→ Your objective: Would you transcribe all of the data exactly, down to the last character?

- - - - -

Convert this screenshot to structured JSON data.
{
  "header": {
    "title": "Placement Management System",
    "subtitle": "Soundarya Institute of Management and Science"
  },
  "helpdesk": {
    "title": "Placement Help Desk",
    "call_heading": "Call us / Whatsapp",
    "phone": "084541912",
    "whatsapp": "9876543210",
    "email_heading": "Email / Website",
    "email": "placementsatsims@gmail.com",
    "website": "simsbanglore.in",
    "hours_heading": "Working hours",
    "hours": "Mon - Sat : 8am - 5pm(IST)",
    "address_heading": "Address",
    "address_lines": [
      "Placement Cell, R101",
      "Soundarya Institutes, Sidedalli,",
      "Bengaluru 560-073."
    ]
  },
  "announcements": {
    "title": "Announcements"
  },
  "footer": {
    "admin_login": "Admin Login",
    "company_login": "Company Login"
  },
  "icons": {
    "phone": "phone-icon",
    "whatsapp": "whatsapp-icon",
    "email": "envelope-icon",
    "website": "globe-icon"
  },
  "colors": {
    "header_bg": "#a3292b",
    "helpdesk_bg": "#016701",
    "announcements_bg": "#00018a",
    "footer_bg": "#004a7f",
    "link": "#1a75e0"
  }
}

- - - - -

→ Worked answer:
Convert this screenshot to structured JSON data.
{
  "header": {
    "title": "Placement Management System",
    "subtitle": "Soundarya Institute of Management and Science"
  },
  "helpdesk": {
    "title": "Placement Help Desk",
    "call_heading": "Call us / Whatsapp",
    "phone": "084541912",
    "whatsapp": "9876543210",
    "email_heading": "Email / Website",
    "email": "placementsatsims@gmail.com",
    "website": "simsbanglore.in",
    "hours_heading": "Working hours",
    "hours": "Mon - Sat : 8am - 5pm(IST)",
    "address_heading": "Address",
    "address_lines": [
      "Placement Cell, R101",
      "Soundarya Institutes, Sidedalli,",
      "Bengaluru 560-073."
    ]
  },
  "announcements": {
    "title": "Announcements"
  },
  "footer": {
    "admin_login": "Admin Login",
    "company_login": "Company Login"
  },
  "icons": {
    "phone": "phone-icon",
    "whatsapp": "whatsapp-icon",
    "email": "envelope-icon",
    "website": "globe-icon"
  },
  "colors": {
    "header_bg": "#a3292b",
    "helpdesk_bg": "#016701",
    "announcements_bg": "#00018a",
    "footer_bg": "#004a7f",
    "link": "#1a75e0"
  }
}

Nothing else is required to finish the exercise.